_Instructions to follow:_
Update the records from the line containing "Localize all elements." through the line containing "segment-0-1 <box>321 0 1136 113</box>" by replacing "segment-track-middle" with "segment-track-center". Leave everything else unchanged.

_Exercise input:_
________________________________________
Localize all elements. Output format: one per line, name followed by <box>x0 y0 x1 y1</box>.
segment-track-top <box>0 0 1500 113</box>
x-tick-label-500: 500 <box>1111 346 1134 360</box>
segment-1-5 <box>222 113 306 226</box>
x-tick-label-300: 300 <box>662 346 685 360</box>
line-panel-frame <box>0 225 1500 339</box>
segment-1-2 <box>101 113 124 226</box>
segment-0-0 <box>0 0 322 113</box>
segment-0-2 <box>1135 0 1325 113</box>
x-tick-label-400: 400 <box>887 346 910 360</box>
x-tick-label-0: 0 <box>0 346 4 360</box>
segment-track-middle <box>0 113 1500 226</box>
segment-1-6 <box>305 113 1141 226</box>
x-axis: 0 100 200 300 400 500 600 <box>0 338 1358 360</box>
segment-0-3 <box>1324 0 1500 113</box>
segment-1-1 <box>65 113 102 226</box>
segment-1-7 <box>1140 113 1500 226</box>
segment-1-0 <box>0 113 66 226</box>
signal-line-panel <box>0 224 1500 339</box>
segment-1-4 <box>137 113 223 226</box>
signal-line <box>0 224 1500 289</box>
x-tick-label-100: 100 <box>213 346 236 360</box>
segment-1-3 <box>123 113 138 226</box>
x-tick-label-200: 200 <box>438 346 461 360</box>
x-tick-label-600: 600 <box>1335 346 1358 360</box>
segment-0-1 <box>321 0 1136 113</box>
________________________________________
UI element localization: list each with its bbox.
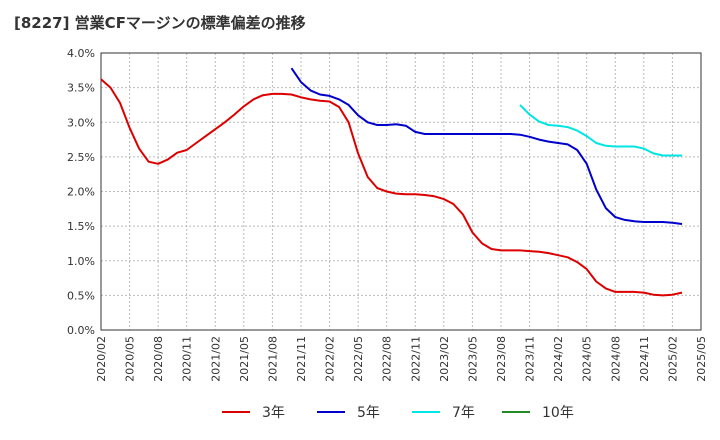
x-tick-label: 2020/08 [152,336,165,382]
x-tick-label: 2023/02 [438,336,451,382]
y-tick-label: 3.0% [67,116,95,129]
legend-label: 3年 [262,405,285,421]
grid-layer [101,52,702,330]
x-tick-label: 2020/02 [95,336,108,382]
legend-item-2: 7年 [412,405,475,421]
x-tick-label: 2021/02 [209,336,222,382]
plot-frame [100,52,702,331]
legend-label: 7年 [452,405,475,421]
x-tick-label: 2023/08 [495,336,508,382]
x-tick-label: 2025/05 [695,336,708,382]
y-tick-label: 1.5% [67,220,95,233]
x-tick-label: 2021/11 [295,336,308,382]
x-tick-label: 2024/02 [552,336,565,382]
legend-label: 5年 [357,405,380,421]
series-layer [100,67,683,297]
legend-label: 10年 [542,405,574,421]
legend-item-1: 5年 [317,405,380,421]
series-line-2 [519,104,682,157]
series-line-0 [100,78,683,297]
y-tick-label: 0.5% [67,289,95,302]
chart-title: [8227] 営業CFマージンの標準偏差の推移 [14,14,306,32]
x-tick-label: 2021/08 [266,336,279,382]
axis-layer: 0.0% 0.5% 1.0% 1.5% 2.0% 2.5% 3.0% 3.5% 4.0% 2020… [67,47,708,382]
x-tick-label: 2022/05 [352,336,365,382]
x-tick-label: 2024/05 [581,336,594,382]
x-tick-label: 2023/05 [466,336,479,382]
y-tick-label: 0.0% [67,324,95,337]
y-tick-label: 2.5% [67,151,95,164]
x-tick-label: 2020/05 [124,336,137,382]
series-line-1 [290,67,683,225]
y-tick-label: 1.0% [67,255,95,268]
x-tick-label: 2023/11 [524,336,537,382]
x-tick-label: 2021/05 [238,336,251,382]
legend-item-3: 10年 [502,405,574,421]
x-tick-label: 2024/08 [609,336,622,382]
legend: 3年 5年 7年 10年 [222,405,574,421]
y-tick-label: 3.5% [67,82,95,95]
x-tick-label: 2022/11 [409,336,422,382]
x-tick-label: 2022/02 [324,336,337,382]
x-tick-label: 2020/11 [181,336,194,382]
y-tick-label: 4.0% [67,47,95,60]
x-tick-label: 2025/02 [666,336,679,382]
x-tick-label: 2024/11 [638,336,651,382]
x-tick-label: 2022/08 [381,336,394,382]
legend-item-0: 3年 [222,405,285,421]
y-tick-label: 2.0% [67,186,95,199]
________________________________________
_Complete output:_
Localize all elements. Output format: one per line, name followed by <box>x0 y0 x1 y1</box>.
segment-track-top <box>0 0 1500 113</box>
x-tick-label-500: 500 <box>1111 346 1134 360</box>
segment-1-5 <box>222 113 306 226</box>
x-tick-label-300: 300 <box>662 346 685 360</box>
line-panel-frame <box>0 225 1500 339</box>
segment-1-2 <box>101 113 124 226</box>
segment-0-0 <box>0 0 322 113</box>
segment-0-2 <box>1135 0 1325 113</box>
x-tick-label-400: 400 <box>887 346 910 360</box>
x-tick-label-0: 0 <box>0 346 4 360</box>
segment-track-center <box>0 113 1500 226</box>
segment-1-6 <box>305 113 1141 226</box>
x-axis: 0 100 200 300 400 500 600 <box>0 338 1358 360</box>
segment-0-3 <box>1324 0 1500 113</box>
segment-1-1 <box>65 113 102 226</box>
segment-1-7 <box>1140 113 1500 226</box>
segment-1-0 <box>0 113 66 226</box>
signal-line-panel <box>0 224 1500 339</box>
segment-1-4 <box>137 113 223 226</box>
signal-line <box>0 224 1500 289</box>
x-tick-label-100: 100 <box>213 346 236 360</box>
segment-1-3 <box>123 113 138 226</box>
x-tick-label-200: 200 <box>438 346 461 360</box>
x-tick-label-600: 600 <box>1335 346 1358 360</box>
segment-0-1 <box>321 0 1136 113</box>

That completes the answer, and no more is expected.